┌────────
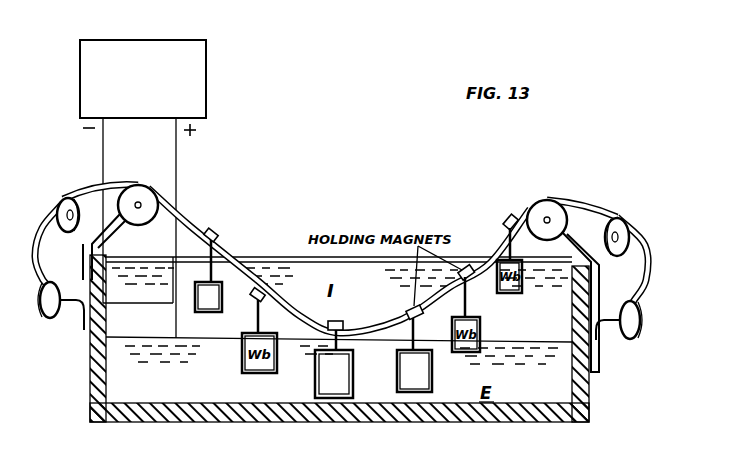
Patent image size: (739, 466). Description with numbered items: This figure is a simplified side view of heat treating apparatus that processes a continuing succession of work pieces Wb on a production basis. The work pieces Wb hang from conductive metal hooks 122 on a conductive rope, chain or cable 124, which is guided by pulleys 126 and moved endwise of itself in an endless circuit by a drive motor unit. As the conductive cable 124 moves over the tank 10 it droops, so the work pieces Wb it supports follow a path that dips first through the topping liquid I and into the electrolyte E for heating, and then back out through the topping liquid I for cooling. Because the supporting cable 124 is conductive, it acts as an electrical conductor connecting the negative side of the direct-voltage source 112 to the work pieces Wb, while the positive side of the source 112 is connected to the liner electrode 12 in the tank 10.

The tank 10 is at (586, 424).
The liner electrode 12 is at (587, 387).
The direct-voltage source 112 is at (206, 72).
The conductive metal hooks 122 is at (407, 312).
The conductive cable 124 is at (222, 252).
The pulleys 126 is at (130, 185).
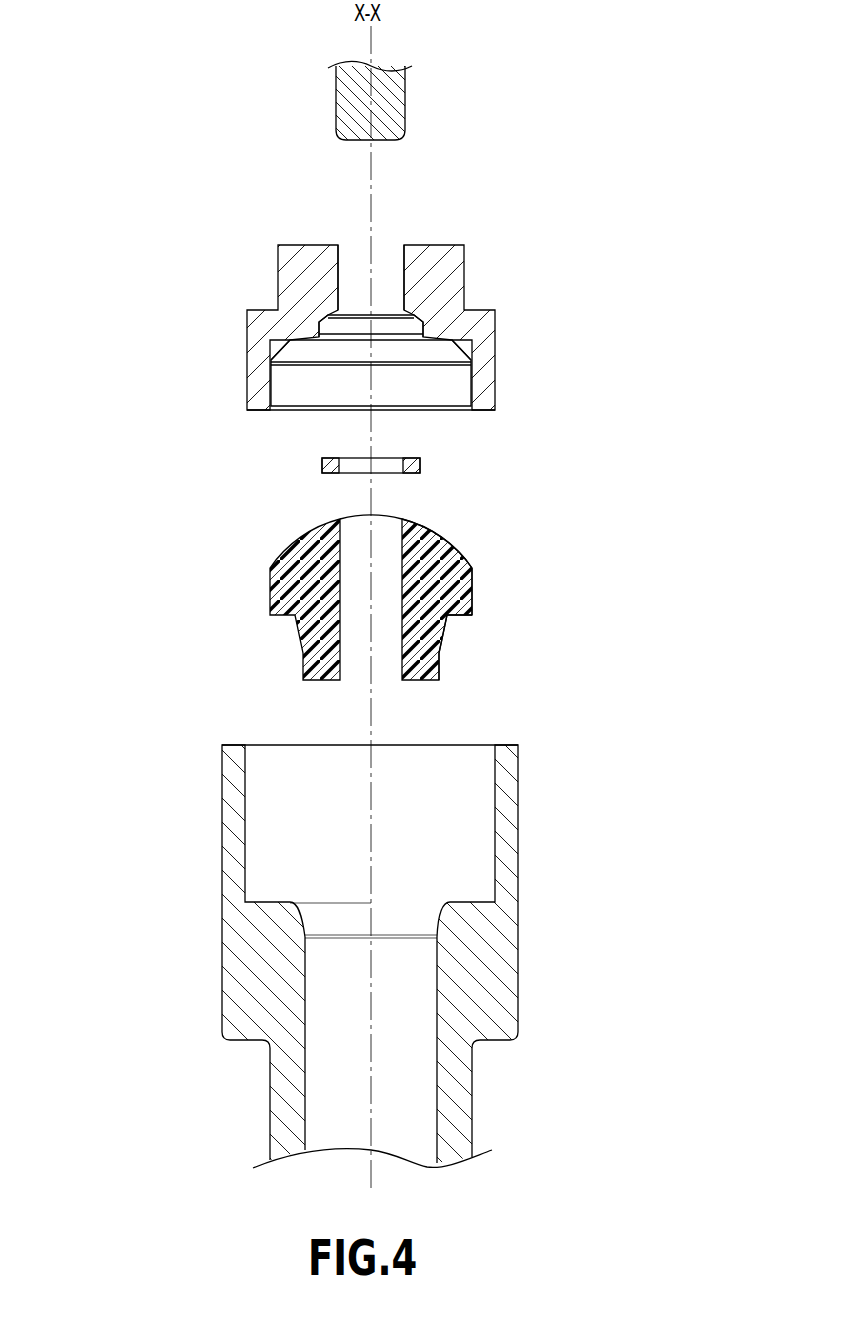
└────────
= PROBLEM =
Please rewrite the listing above with "work pieces" swapped for "workpieces" and nothing else changed. Omit the pictures from your answer.

= ANSWER TO THE TASK =
Patent image size: (739, 466). Description with numbered items: This figure is a simplified side view of heat treating apparatus that processes a continuing succession of workpieces Wb on a production basis. The workpieces Wb hang from conductive metal hooks 122 on a conductive rope, chain or cable 124, which is guided by pulleys 126 and moved endwise of itself in an endless circuit by a drive motor unit. As the conductive cable 124 moves over the tank 10 it droops, so the workpieces Wb it supports follow a path that dips first through the topping liquid I and into the electrolyte E for heating, and then back out through the topping liquid I for cooling. Because the supporting cable 124 is conductive, it acts as an electrical conductor connecting the negative side of the direct-voltage source 112 to the workpieces Wb, while the positive side of the source 112 is connected to the liner electrode 12 in the tank 10.

The tank 10 is at (586, 424).
The liner electrode 12 is at (587, 387).
The direct-voltage source 112 is at (206, 72).
The conductive metal hooks 122 is at (407, 312).
The conductive cable 124 is at (222, 252).
The pulleys 126 is at (130, 185).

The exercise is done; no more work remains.